Figure data in JSON
##########
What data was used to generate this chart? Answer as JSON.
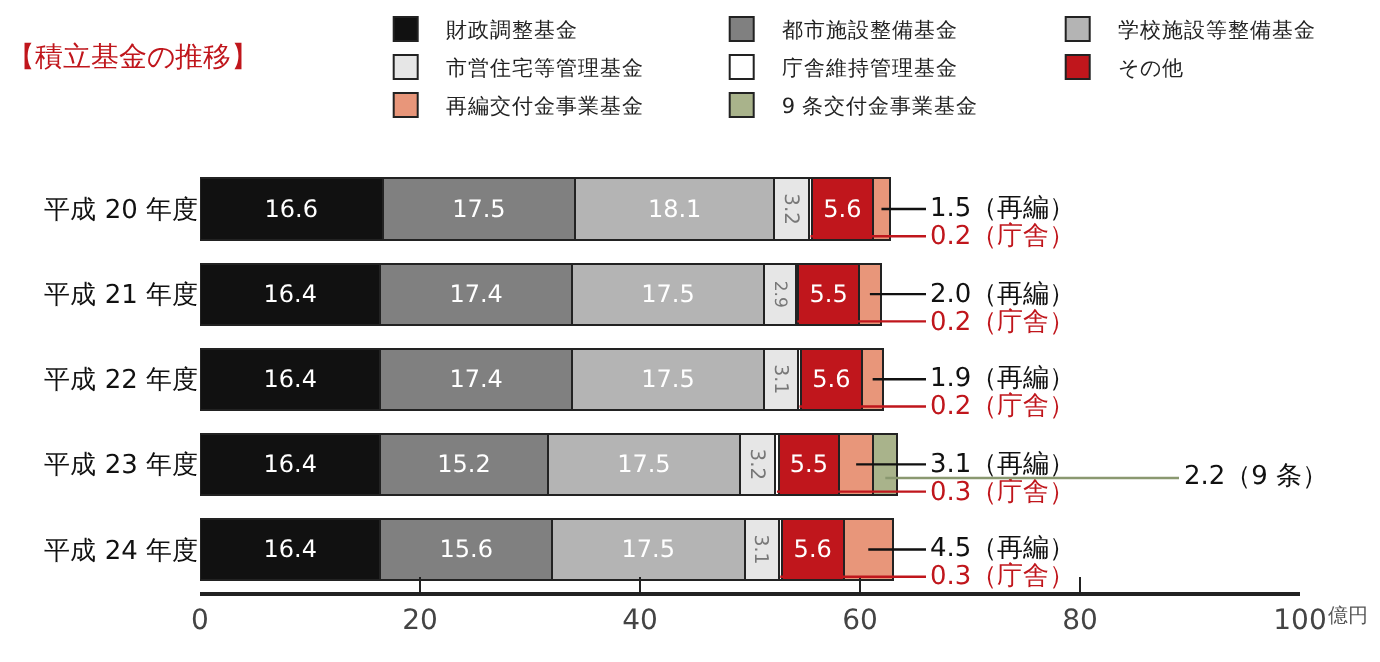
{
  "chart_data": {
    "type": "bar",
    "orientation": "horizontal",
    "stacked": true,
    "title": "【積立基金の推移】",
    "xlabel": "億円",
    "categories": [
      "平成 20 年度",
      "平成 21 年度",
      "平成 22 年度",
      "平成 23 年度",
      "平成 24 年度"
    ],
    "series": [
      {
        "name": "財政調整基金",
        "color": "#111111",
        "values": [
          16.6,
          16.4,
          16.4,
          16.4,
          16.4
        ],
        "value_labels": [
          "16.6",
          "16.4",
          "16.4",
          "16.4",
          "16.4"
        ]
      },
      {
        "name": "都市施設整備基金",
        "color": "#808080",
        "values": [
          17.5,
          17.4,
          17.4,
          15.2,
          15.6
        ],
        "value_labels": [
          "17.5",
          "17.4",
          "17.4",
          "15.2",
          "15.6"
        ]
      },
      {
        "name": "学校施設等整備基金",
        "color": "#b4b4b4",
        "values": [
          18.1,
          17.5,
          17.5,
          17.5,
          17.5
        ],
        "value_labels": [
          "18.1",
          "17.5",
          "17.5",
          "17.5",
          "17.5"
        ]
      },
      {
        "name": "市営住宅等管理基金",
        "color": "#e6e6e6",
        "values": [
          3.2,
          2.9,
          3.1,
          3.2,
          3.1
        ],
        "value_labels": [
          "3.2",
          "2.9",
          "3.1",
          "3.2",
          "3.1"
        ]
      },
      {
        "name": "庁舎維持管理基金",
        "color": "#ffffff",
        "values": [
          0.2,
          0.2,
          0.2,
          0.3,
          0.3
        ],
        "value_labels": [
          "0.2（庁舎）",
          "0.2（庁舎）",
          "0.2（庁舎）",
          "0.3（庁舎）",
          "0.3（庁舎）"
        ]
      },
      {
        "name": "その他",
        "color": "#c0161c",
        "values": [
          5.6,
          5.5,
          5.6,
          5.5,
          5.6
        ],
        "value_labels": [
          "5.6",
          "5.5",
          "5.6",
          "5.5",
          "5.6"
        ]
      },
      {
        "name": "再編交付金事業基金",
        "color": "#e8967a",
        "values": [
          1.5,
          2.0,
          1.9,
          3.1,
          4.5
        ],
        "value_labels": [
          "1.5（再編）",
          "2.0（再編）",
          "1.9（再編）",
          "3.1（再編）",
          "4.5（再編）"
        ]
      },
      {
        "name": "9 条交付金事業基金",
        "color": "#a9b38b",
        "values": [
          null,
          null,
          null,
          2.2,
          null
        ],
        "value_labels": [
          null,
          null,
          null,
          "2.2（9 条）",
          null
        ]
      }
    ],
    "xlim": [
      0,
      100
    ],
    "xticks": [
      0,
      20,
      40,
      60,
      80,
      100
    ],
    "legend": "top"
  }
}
##########
▶ _Short exercise_: Write the records above out again exactly, with no pictures in your copy.

▶ _The response_:
What data was used to generate this chart? Answer as JSON.
{
  "chart_data": {
    "type": "bar",
    "orientation": "horizontal",
    "stacked": true,
    "title": "【積立基金の推移】",
    "xlabel": "億円",
    "categories": [
      "平成 20 年度",
      "平成 21 年度",
      "平成 22 年度",
      "平成 23 年度",
      "平成 24 年度"
    ],
    "series": [
      {
        "name": "財政調整基金",
        "color": "#111111",
        "values": [
          16.6,
          16.4,
          16.4,
          16.4,
          16.4
        ],
        "value_labels": [
          "16.6",
          "16.4",
          "16.4",
          "16.4",
          "16.4"
        ]
      },
      {
        "name": "都市施設整備基金",
        "color": "#808080",
        "values": [
          17.5,
          17.4,
          17.4,
          15.2,
          15.6
        ],
        "value_labels": [
          "17.5",
          "17.4",
          "17.4",
          "15.2",
          "15.6"
        ]
      },
      {
        "name": "学校施設等整備基金",
        "color": "#b4b4b4",
        "values": [
          18.1,
          17.5,
          17.5,
          17.5,
          17.5
        ],
        "value_labels": [
          "18.1",
          "17.5",
          "17.5",
          "17.5",
          "17.5"
        ]
      },
      {
        "name": "市営住宅等管理基金",
        "color": "#e6e6e6",
        "values": [
          3.2,
          2.9,
          3.1,
          3.2,
          3.1
        ],
        "value_labels": [
          "3.2",
          "2.9",
          "3.1",
          "3.2",
          "3.1"
        ]
      },
      {
        "name": "庁舎維持管理基金",
        "color": "#ffffff",
        "values": [
          0.2,
          0.2,
          0.2,
          0.3,
          0.3
        ],
        "value_labels": [
          "0.2（庁舎）",
          "0.2（庁舎）",
          "0.2（庁舎）",
          "0.3（庁舎）",
          "0.3（庁舎）"
        ]
      },
      {
        "name": "その他",
        "color": "#c0161c",
        "values": [
          5.6,
          5.5,
          5.6,
          5.5,
          5.6
        ],
        "value_labels": [
          "5.6",
          "5.5",
          "5.6",
          "5.5",
          "5.6"
        ]
      },
      {
        "name": "再編交付金事業基金",
        "color": "#e8967a",
        "values": [
          1.5,
          2.0,
          1.9,
          3.1,
          4.5
        ],
        "value_labels": [
          "1.5（再編）",
          "2.0（再編）",
          "1.9（再編）",
          "3.1（再編）",
          "4.5（再編）"
        ]
      },
      {
        "name": "9 条交付金事業基金",
        "color": "#a9b38b",
        "values": [
          null,
          null,
          null,
          2.2,
          null
        ],
        "value_labels": [
          null,
          null,
          null,
          "2.2（9 条）",
          null
        ]
      }
    ],
    "xlim": [
      0,
      100
    ],
    "xticks": [
      0,
      20,
      40,
      60,
      80,
      100
    ],
    "legend": "top"
  }
}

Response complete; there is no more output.